= Aim =
Wherever the word "jutó" appears in a line, extract that line.

Rows from a dataset:
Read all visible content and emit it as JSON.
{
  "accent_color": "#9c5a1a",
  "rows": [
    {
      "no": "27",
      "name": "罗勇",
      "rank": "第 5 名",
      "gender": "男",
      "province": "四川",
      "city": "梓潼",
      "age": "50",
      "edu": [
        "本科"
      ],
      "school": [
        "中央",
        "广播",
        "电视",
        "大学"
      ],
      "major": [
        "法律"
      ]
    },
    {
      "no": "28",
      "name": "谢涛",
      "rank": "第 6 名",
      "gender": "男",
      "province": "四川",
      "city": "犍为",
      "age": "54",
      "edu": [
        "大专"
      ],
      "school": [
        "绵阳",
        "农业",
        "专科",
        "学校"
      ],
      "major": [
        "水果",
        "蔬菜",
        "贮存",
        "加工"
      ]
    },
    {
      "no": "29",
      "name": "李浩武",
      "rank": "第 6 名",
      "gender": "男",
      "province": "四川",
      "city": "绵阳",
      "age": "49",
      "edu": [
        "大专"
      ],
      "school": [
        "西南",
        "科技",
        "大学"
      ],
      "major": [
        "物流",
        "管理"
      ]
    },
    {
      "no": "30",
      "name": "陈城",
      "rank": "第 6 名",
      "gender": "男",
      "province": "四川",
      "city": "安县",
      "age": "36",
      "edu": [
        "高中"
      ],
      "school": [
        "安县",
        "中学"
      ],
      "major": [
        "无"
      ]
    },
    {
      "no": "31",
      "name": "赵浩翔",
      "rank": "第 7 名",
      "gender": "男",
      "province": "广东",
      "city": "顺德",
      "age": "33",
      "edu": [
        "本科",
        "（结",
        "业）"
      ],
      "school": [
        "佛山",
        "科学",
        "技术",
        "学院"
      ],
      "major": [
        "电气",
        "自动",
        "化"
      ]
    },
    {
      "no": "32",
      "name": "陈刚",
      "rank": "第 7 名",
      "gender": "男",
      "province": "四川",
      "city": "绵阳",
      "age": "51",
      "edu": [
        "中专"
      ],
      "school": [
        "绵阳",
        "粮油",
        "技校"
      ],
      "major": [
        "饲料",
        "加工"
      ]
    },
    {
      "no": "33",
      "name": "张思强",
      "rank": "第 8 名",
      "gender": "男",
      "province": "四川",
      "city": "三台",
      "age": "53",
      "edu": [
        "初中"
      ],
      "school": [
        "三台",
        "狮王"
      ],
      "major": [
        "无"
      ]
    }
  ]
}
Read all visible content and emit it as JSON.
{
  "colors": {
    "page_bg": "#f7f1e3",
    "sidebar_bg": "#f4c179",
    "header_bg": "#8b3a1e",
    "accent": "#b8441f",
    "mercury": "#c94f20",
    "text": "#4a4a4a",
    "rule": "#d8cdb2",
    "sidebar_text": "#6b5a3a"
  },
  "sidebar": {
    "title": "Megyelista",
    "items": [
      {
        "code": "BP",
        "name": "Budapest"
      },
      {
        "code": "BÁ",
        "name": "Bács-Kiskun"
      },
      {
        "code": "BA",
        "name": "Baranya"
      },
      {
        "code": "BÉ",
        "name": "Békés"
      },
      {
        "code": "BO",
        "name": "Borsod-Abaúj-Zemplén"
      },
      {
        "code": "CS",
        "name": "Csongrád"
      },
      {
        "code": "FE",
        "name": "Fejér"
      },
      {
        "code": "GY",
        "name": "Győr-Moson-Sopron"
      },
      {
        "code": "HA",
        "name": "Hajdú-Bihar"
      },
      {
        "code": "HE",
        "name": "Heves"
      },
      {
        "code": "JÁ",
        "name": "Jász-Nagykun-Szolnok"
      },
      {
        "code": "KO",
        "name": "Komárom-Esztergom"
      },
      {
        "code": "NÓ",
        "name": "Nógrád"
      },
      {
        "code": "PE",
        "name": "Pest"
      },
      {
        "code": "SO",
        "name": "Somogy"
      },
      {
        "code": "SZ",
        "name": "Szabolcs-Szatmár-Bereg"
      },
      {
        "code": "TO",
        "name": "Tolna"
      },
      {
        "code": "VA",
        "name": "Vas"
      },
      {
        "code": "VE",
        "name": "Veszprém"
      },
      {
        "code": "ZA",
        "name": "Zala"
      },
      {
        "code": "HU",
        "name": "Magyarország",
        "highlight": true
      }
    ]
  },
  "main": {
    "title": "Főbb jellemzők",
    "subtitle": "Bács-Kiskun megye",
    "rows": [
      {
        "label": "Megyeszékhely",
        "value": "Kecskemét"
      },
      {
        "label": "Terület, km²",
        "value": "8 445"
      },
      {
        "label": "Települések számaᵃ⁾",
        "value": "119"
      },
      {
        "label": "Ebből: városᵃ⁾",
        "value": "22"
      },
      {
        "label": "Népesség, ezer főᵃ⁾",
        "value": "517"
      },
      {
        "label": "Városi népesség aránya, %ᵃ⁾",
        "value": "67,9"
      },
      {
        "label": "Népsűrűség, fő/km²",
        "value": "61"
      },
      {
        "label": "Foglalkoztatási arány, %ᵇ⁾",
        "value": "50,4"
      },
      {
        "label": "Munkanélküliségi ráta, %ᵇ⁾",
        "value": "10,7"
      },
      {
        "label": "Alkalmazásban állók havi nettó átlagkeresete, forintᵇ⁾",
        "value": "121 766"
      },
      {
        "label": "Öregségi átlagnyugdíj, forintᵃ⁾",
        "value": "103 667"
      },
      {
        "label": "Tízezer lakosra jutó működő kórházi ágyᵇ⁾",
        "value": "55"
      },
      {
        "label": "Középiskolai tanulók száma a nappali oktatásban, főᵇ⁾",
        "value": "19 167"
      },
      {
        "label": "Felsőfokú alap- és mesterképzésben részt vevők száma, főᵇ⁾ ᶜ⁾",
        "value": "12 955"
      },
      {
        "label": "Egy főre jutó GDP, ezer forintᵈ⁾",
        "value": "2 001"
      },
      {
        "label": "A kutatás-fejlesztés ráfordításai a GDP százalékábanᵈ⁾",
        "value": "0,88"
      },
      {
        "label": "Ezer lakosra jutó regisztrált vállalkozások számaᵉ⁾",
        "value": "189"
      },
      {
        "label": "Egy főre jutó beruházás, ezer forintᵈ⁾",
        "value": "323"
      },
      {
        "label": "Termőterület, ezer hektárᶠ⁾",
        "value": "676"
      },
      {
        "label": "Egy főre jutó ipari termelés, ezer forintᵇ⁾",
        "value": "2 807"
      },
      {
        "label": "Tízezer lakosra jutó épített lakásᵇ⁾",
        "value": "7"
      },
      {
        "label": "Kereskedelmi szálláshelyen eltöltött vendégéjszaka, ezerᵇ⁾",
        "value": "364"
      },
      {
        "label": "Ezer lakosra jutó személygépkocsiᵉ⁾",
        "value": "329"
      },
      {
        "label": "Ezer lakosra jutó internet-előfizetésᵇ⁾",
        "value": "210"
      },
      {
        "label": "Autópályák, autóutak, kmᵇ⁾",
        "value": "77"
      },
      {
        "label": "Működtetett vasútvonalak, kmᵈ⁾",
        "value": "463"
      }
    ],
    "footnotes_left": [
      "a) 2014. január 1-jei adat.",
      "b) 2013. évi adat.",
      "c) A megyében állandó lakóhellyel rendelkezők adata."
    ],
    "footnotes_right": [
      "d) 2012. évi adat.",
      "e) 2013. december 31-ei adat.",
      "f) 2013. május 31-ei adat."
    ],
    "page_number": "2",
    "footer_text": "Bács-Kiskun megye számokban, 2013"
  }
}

= Reply to the exercise =
        "label": "Tízezer lakosra jutó működő kórházi ágyᵇ⁾",
        "label": "Egy főre jutó GDP, ezer forintᵈ⁾",
        "label": "Ezer lakosra jutó regisztrált vállalkozások számaᵉ⁾",
        "label": "Egy főre jutó beruházás, ezer forintᵈ⁾",
        "label": "Egy főre jutó ipari termelés, ezer forintᵇ⁾",
        "label": "Tízezer lakosra jutó épített lakásᵇ⁾",
        "label": "Ezer lakosra jutó személygépkocsiᵉ⁾",
        "label": "Ezer lakosra jutó internet-előfizetésᵇ⁾",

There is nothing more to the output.